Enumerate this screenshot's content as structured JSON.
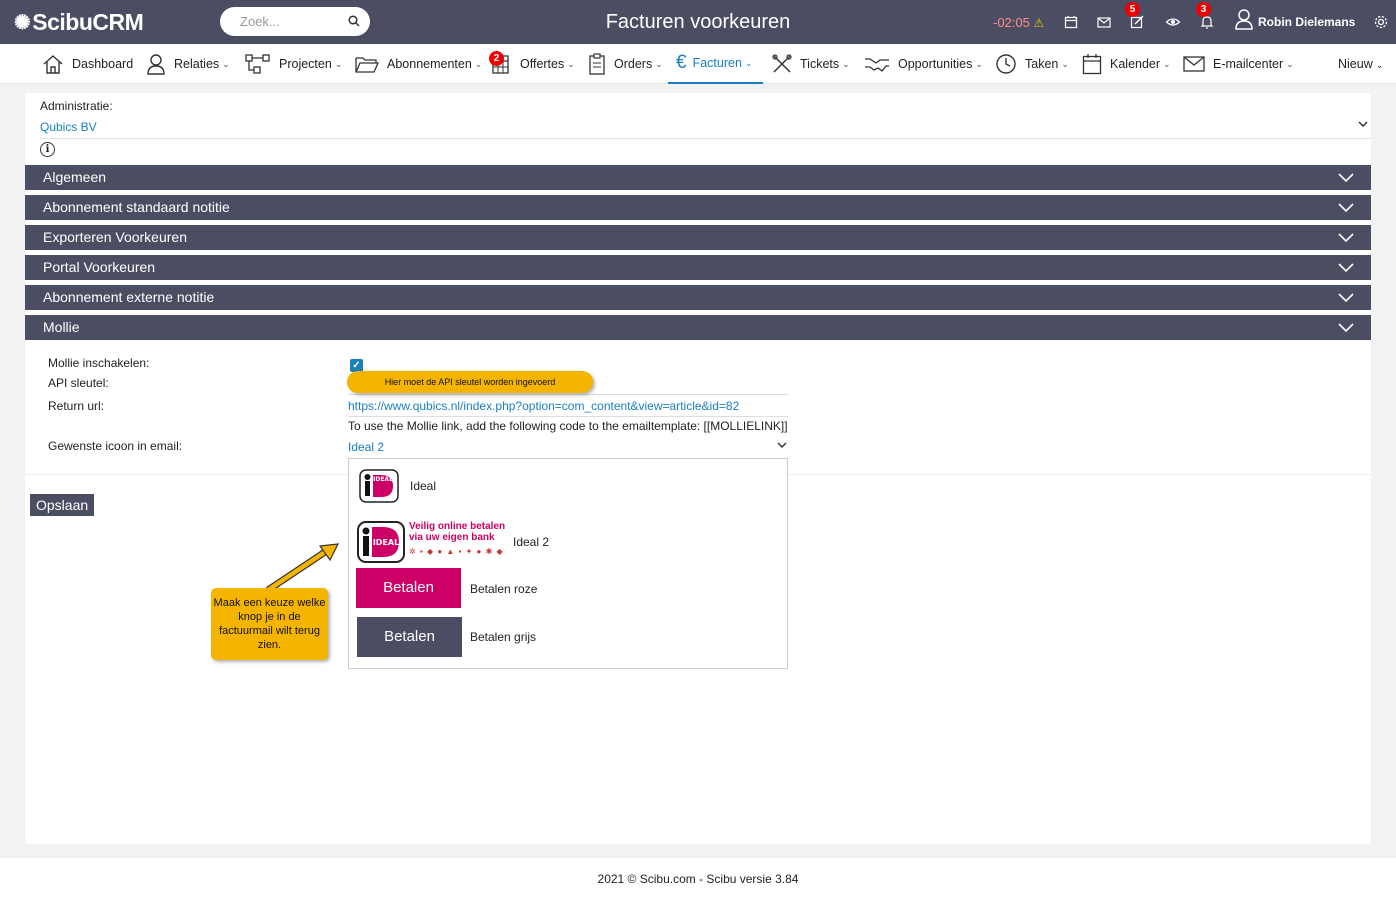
{
  "app": {
    "logo": "ScibuCRM",
    "page_title": "Facturen voorkeuren"
  },
  "search": {
    "placeholder": "Zoek..."
  },
  "topbar": {
    "timer": "-02:05",
    "badge_notes": "5",
    "badge_bell": "3",
    "user_name": "Robin Dielemans"
  },
  "nav": {
    "items": [
      {
        "label": "Dashboard",
        "icon": "home-icon"
      },
      {
        "label": "Relaties",
        "icon": "user-icon"
      },
      {
        "label": "Projecten",
        "icon": "project-icon"
      },
      {
        "label": "Abonnementen",
        "icon": "folder-icon"
      },
      {
        "label": "Offertes",
        "icon": "calculator-icon",
        "badge": "2"
      },
      {
        "label": "Orders",
        "icon": "clipboard-icon"
      },
      {
        "label": "Facturen",
        "icon": "euro-icon",
        "active": true
      },
      {
        "label": "Tickets",
        "icon": "tools-icon"
      },
      {
        "label": "Opportunities",
        "icon": "handshake-icon"
      },
      {
        "label": "Taken",
        "icon": "clock-icon"
      },
      {
        "label": "Kalender",
        "icon": "calendar-icon"
      },
      {
        "label": "E-mailcenter",
        "icon": "mail-icon"
      }
    ],
    "nieuw": "Nieuw"
  },
  "administratie": {
    "label": "Administratie:",
    "value": "Qubics BV"
  },
  "sections": [
    "Algemeen",
    "Abonnement standaard notitie",
    "Exporteren Voorkeuren",
    "Portal Voorkeuren",
    "Abonnement externe notitie",
    "Mollie"
  ],
  "mollie": {
    "enable_label": "Mollie inschakelen:",
    "enabled": true,
    "api_label": "API sleutel:",
    "return_label": "Return url:",
    "return_url": "https://www.qubics.nl/index.php?option=com_content&view=article&id=82",
    "note": "To use the Mollie link, add the following code to the emailtemplate: [[MOLLIELINK]]",
    "icon_label": "Gewenste icoon in email:",
    "icon_value": "Ideal 2",
    "options": [
      {
        "label": "Ideal"
      },
      {
        "label": "Ideal 2",
        "tagline": "Veilig online betalen via uw eigen bank"
      },
      {
        "label": "Betalen roze",
        "button": "Betalen"
      },
      {
        "label": "Betalen grijs",
        "button": "Betalen"
      }
    ]
  },
  "buttons": {
    "save": "Opslaan"
  },
  "tooltips": {
    "api": "Hier moet de API sleutel worden ingevoerd",
    "keuze": "Maak een keuze welke knop je in de factuurmail wilt terug zien."
  },
  "footer": "2021 © Scibu.com - Scibu versie 3.84",
  "colors": {
    "header": "#4b4e63",
    "accent": "#1a7fc1",
    "ideal_pink": "#cc0066",
    "tooltip": "#f5b400"
  }
}
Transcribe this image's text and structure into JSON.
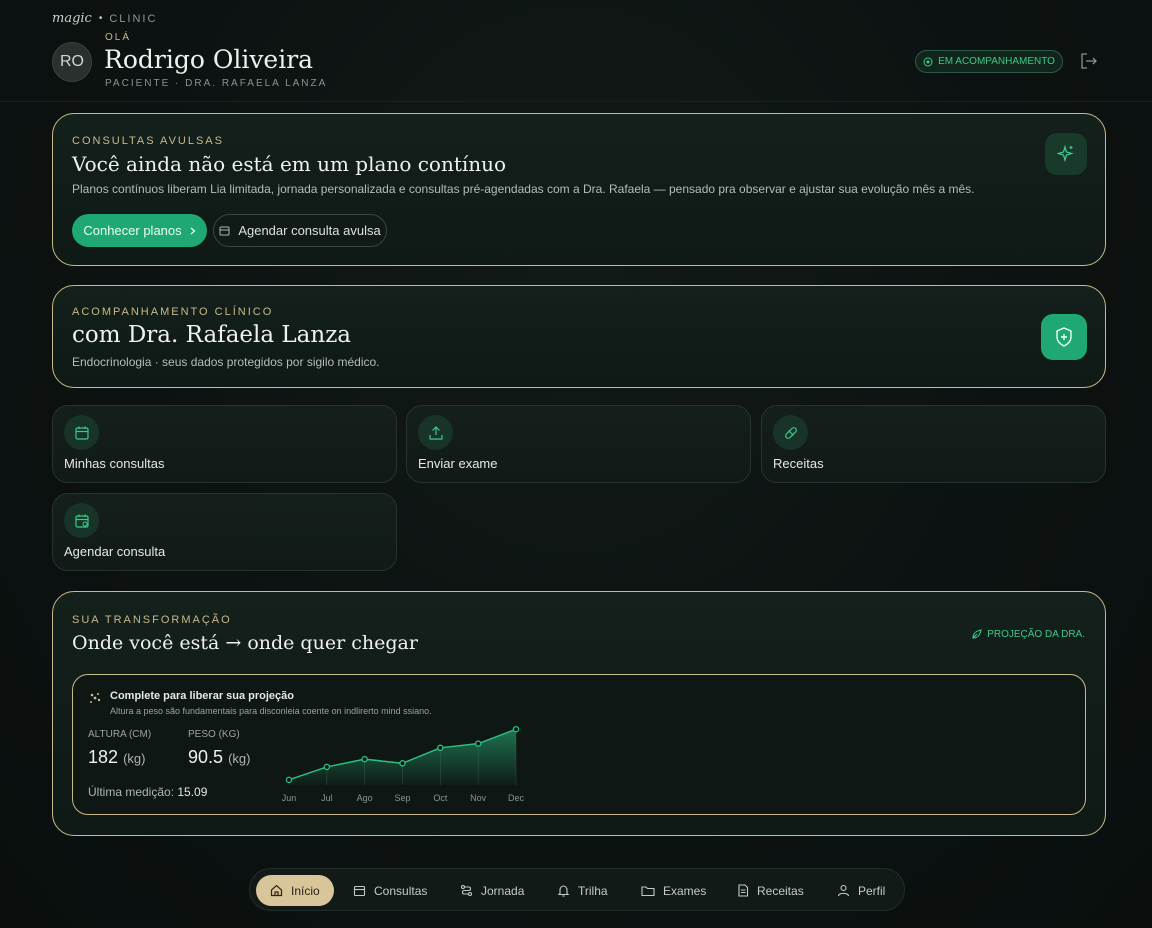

- _YOUR INSTRUCTIONS_
Can you repeat every record above exactly, apart from the pictures?

- _FULL OUTPUT_
Enumerate this screenshot's content as structured JSON.
{
  "app": {
    "logo": "ScibuCRM",
    "page_title": "Facturen voorkeuren"
  },
  "search": {
    "placeholder": "Zoek..."
  },
  "topbar": {
    "timer": "-02:05",
    "badge_notes": "5",
    "badge_bell": "3",
    "user_name": "Robin Dielemans"
  },
  "nav": {
    "items": [
      {
        "label": "Dashboard",
        "icon": "home-icon"
      },
      {
        "label": "Relaties",
        "icon": "user-icon"
      },
      {
        "label": "Projecten",
        "icon": "project-icon"
      },
      {
        "label": "Abonnementen",
        "icon": "folder-icon"
      },
      {
        "label": "Offertes",
        "icon": "calculator-icon",
        "badge": "2"
      },
      {
        "label": "Orders",
        "icon": "clipboard-icon"
      },
      {
        "label": "Facturen",
        "icon": "euro-icon",
        "active": true
      },
      {
        "label": "Tickets",
        "icon": "tools-icon"
      },
      {
        "label": "Opportunities",
        "icon": "handshake-icon"
      },
      {
        "label": "Taken",
        "icon": "clock-icon"
      },
      {
        "label": "Kalender",
        "icon": "calendar-icon"
      },
      {
        "label": "E-mailcenter",
        "icon": "mail-icon"
      }
    ],
    "nieuw": "Nieuw"
  },
  "administratie": {
    "label": "Administratie:",
    "value": "Qubics BV"
  },
  "sections": [
    "Algemeen",
    "Abonnement standaard notitie",
    "Exporteren Voorkeuren",
    "Portal Voorkeuren",
    "Abonnement externe notitie",
    "Mollie"
  ],
  "mollie": {
    "enable_label": "Mollie inschakelen:",
    "enabled": true,
    "api_label": "API sleutel:",
    "return_label": "Return url:",
    "return_url": "https://www.qubics.nl/index.php?option=com_content&view=article&id=82",
    "note": "To use the Mollie link, add the following code to the emailtemplate: [[MOLLIELINK]]",
    "icon_label": "Gewenste icoon in email:",
    "icon_value": "Ideal 2",
    "options": [
      {
        "label": "Ideal"
      },
      {
        "label": "Ideal 2",
        "tagline": "Veilig online betalen via uw eigen bank"
      },
      {
        "label": "Betalen roze",
        "button": "Betalen"
      },
      {
        "label": "Betalen grijs",
        "button": "Betalen"
      }
    ]
  },
  "buttons": {
    "save": "Opslaan"
  },
  "tooltips": {
    "api": "Hier moet de API sleutel worden ingevoerd",
    "keuze": "Maak een keuze welke knop je in de factuurmail wilt terug zien."
  },
  "footer": "2021 © Scibu.com - Scibu versie 3.84",
  "colors": {
    "header": "#4b4e63",
    "accent": "#1a7fc1",
    "ideal_pink": "#cc0066",
    "tooltip": "#f5b400"
  }
}
Transcribe this image's text and structure into JSON.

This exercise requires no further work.